**PROVIDED MATERIAL:**
"""

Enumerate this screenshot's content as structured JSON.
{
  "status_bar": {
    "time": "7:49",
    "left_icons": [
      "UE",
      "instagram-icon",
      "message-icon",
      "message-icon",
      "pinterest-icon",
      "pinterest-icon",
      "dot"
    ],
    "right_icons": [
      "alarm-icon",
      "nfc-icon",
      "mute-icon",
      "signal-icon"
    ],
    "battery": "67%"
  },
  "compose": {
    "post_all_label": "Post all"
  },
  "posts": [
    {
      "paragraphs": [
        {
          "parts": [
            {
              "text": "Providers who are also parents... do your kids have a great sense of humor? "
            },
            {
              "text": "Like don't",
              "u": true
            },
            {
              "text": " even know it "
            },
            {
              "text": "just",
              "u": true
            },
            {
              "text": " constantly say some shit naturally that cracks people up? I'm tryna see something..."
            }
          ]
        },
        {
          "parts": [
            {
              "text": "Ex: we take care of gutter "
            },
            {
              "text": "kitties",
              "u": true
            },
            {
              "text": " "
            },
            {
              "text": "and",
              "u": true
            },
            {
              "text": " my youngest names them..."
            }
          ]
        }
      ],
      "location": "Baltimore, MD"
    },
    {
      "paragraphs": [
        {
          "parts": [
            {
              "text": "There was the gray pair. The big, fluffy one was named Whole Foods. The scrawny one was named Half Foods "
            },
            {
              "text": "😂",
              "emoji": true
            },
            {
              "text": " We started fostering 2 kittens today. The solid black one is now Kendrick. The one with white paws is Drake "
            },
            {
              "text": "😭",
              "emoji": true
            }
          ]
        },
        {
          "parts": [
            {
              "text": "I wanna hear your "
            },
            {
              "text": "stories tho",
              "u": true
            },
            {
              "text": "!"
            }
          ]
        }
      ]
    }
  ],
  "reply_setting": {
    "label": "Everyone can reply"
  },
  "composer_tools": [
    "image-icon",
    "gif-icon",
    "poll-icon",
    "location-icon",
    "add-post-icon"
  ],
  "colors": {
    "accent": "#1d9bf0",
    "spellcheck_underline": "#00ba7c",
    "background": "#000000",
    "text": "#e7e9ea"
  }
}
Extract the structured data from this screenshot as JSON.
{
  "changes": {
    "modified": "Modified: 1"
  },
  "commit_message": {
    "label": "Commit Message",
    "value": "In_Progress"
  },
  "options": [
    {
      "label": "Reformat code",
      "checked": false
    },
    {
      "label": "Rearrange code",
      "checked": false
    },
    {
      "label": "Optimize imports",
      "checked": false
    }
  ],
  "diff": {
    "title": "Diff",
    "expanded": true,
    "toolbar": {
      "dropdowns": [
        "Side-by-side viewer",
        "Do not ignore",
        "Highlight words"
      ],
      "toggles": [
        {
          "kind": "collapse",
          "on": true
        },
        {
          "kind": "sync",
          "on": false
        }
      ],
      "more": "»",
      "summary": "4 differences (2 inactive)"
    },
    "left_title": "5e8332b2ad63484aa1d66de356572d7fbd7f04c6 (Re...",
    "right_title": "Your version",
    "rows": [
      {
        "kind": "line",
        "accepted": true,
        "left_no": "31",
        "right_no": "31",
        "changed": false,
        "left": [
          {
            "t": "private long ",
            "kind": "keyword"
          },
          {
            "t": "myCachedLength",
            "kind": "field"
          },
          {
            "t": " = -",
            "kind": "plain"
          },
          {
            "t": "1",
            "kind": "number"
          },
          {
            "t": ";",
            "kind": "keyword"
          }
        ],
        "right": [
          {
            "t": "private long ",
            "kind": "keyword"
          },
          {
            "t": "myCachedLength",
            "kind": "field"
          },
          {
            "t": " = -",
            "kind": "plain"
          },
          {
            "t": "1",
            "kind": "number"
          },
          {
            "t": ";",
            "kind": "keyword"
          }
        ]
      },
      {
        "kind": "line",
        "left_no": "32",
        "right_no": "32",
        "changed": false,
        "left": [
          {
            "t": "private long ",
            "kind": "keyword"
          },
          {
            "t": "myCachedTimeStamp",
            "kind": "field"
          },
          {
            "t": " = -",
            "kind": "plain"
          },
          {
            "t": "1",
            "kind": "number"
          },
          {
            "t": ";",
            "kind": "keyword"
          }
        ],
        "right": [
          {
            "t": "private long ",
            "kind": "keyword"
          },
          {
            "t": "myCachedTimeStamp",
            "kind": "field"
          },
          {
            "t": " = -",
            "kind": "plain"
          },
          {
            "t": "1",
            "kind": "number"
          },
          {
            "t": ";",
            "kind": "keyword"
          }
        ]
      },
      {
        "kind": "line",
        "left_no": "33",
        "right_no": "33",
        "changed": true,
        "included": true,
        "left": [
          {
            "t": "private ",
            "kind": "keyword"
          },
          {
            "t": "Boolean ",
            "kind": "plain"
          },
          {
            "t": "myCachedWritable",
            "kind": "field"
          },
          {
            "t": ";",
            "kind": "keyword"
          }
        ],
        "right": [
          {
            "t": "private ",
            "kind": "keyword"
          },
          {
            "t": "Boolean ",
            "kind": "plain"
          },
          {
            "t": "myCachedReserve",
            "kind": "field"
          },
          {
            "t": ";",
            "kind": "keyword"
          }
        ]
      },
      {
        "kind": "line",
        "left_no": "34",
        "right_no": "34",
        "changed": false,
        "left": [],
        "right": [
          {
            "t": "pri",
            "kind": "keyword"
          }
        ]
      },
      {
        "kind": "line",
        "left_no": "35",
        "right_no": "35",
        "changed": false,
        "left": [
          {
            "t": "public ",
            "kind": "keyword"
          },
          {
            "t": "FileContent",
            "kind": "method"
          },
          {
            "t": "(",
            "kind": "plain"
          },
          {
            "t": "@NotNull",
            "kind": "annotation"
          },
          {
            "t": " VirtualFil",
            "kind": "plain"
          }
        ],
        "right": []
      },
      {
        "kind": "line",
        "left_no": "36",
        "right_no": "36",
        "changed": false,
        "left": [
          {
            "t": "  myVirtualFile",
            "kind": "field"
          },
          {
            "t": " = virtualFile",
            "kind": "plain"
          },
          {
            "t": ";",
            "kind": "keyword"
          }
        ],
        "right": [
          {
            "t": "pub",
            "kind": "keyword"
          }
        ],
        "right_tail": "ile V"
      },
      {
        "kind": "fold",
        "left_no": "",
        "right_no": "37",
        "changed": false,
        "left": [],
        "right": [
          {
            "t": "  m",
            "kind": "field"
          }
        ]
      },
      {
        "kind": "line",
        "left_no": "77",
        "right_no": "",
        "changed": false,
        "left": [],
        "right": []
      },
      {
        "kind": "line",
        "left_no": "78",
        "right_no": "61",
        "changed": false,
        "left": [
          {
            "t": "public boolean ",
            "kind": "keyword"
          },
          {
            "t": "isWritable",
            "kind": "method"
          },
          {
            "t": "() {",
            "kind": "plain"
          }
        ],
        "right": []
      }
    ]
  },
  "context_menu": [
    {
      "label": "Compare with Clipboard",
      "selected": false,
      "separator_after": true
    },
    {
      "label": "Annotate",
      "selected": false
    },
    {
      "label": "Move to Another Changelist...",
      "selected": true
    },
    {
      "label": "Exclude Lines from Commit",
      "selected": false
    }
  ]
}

"""

**SHORT TASK:** Go through the records and pull out each line that includes the word "code".

**SOLVED PROBLEM:**
      "label": "Reformat code",
      "label": "Rearrange code",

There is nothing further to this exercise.